# Given request
Please write out the complete listing that follows, exactly as it reads.

Data entries
..........

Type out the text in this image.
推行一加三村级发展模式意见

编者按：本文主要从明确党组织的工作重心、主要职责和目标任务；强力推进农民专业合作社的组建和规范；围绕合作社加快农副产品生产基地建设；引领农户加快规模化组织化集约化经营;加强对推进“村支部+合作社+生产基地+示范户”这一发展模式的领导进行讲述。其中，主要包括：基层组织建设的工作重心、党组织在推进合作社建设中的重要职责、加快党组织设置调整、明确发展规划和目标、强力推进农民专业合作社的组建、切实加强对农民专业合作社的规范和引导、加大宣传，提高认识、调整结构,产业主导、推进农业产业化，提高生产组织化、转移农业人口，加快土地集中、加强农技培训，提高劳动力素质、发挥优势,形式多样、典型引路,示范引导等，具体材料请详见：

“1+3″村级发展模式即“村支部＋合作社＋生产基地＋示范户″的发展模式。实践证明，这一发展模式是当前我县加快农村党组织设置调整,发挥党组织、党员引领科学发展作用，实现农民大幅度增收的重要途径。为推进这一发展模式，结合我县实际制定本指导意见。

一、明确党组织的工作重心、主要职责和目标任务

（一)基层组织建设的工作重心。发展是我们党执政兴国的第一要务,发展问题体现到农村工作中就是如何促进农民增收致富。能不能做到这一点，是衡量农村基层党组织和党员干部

..........

# Exercise response
Type out the text in this image.
推行一加三村级发展模式意见

编者按：本文主要从明确党组织的工作重心、主要职责和目标任务；强力推进农民专业合作社的组建和规范；围绕合作社加快农副产品生产基地建设；引领农户加快规模化组织化集约化经营;加强对推进“村支部+合作社+生产基地+示范户”这一发展模式的领导进行讲述。其中，主要包括：基层组织建设的工作重心、党组织在推进合作社建设中的重要职责、加快党组织设置调整、明确发展规划和目标、强力推进农民专业合作社的组建、切实加强对农民专业合作社的规范和引导、加大宣传，提高认识、调整结构,产业主导、推进农业产业化，提高生产组织化、转移农业人口，加快土地集中、加强农技培训，提高劳动力素质、发挥优势,形式多样、典型引路,示范引导等，具体材料请详见：

“1+3″村级发展模式即“村支部＋合作社＋生产基地＋示范户″的发展模式。实践证明，这一发展模式是当前我县加快农村党组织设置调整,发挥党组织、党员引领科学发展作用，实现农民大幅度增收的重要途径。为推进这一发展模式，结合我县实际制定本指导意见。

一、明确党组织的工作重心、主要职责和目标任务

（一)基层组织建设的工作重心。发展是我们党执政兴国的第一要务,发展问题体现到农村工作中就是如何促进农民增收致富。能不能做到这一点，是衡量农村基层党组织和党员干部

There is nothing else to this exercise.